__Task instructions__. Collect all lines from the records below that include the word "inch".
# # # #
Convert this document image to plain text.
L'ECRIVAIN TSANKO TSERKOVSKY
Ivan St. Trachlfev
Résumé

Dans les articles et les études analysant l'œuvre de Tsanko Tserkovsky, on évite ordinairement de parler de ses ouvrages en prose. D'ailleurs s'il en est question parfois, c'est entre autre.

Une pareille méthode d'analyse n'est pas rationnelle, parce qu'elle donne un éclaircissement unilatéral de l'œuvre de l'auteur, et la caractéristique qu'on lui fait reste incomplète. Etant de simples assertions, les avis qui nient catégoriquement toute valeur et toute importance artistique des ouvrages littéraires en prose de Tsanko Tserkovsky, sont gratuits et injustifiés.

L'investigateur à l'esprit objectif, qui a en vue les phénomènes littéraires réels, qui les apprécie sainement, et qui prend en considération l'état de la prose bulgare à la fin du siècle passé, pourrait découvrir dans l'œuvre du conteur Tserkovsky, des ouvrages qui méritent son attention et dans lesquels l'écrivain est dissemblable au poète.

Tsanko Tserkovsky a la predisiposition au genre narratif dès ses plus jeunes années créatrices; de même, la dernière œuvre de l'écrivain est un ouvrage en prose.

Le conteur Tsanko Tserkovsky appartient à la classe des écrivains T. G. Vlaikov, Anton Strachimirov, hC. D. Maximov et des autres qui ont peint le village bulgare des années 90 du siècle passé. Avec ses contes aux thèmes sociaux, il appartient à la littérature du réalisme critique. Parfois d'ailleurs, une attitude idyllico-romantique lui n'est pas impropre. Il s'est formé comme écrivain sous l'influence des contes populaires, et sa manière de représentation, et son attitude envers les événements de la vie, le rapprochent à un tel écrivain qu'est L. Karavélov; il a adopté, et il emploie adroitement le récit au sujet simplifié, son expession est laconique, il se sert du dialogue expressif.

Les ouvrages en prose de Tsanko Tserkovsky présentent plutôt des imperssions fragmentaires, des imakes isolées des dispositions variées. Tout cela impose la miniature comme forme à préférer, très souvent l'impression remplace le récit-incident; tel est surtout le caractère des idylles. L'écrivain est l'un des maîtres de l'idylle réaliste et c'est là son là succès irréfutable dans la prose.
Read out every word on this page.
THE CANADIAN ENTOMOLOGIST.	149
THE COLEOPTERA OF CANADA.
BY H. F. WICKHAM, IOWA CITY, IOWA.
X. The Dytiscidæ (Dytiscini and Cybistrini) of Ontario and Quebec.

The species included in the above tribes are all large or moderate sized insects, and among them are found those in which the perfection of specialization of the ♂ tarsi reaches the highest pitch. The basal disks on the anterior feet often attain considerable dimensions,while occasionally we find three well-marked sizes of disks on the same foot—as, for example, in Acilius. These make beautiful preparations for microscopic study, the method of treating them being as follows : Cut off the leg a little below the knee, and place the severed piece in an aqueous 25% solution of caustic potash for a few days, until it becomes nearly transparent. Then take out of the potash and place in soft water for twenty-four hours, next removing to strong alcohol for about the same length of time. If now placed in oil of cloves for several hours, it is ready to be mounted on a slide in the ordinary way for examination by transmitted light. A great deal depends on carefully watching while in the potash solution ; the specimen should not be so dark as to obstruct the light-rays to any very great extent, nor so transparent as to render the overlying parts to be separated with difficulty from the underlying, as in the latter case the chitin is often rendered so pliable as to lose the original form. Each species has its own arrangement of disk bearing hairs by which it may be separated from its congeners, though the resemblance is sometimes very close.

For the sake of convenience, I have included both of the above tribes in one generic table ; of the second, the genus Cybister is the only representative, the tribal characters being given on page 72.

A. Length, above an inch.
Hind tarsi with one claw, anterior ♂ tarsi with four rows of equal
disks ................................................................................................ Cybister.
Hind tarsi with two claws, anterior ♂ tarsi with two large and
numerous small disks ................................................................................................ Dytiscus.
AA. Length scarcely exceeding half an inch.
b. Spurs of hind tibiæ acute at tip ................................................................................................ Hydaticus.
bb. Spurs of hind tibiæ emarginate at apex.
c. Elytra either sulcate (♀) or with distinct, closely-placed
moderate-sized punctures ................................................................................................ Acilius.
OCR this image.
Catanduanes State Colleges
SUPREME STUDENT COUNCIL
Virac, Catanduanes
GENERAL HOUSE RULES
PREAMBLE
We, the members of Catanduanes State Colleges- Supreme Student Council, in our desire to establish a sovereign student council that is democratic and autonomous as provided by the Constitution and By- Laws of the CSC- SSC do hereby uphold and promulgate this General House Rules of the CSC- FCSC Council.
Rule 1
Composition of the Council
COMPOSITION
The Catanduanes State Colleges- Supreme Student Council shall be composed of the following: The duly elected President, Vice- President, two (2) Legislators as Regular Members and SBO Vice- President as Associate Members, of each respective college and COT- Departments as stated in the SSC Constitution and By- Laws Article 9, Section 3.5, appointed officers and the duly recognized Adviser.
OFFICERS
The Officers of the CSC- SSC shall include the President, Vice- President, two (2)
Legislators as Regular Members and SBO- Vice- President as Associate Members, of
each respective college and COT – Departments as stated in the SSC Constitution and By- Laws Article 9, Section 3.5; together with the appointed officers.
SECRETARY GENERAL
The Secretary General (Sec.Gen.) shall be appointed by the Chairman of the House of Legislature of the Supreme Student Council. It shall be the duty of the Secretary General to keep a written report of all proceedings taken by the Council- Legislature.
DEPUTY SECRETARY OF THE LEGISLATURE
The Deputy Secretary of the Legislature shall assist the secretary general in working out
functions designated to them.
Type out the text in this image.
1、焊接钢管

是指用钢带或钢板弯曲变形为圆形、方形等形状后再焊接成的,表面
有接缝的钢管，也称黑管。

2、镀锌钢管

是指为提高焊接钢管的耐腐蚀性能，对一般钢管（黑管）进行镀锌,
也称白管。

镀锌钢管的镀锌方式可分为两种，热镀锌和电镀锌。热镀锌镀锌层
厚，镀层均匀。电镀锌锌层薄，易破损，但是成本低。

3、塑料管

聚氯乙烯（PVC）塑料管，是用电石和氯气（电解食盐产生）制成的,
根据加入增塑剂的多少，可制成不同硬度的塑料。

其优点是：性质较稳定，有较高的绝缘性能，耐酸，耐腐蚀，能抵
# # # #
__Written answer__.
A. Length, above an inch.
AA. Length scarcely exceeding half an inch.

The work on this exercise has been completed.